►

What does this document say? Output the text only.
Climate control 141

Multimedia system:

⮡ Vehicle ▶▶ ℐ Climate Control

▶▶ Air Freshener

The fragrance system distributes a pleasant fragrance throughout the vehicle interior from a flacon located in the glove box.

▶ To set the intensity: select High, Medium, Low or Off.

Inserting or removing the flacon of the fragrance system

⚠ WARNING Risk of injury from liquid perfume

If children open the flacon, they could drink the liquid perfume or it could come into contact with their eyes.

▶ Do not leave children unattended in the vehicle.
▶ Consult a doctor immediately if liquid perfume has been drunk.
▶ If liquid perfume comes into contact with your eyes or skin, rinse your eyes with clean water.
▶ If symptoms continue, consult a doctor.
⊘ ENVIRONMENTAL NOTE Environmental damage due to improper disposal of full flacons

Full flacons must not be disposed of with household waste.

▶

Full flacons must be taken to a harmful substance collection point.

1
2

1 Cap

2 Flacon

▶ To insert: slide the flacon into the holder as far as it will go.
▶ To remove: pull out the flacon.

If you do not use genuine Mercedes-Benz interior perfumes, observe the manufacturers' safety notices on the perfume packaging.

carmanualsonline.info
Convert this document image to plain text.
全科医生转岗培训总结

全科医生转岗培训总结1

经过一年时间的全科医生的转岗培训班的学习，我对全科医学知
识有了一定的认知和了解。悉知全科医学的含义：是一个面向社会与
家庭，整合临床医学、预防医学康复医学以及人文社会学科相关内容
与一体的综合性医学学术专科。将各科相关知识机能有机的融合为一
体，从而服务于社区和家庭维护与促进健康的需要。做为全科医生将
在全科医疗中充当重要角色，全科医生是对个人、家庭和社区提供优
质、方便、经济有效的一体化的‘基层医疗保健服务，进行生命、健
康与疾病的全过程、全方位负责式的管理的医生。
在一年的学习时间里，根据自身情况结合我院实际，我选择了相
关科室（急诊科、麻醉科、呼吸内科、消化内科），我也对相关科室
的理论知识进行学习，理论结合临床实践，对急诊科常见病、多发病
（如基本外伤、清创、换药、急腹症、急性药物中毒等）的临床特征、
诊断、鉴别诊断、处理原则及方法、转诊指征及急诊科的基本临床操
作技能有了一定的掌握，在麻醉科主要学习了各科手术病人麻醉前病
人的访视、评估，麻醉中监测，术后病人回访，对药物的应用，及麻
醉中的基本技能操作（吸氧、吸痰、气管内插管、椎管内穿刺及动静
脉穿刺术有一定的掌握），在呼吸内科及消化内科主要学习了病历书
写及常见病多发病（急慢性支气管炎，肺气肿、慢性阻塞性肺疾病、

◄

**INSTRUCTIONS TO FOLLOW:**
List every line above containing the word "flacons".

**TASK RESULT:**
⊘ ENVIRONMENTAL NOTE Environmental damage due to improper disposal of full flacons
Full flacons must not be disposed of with household waste.
Full flacons must be taken to a harmful substance collection point.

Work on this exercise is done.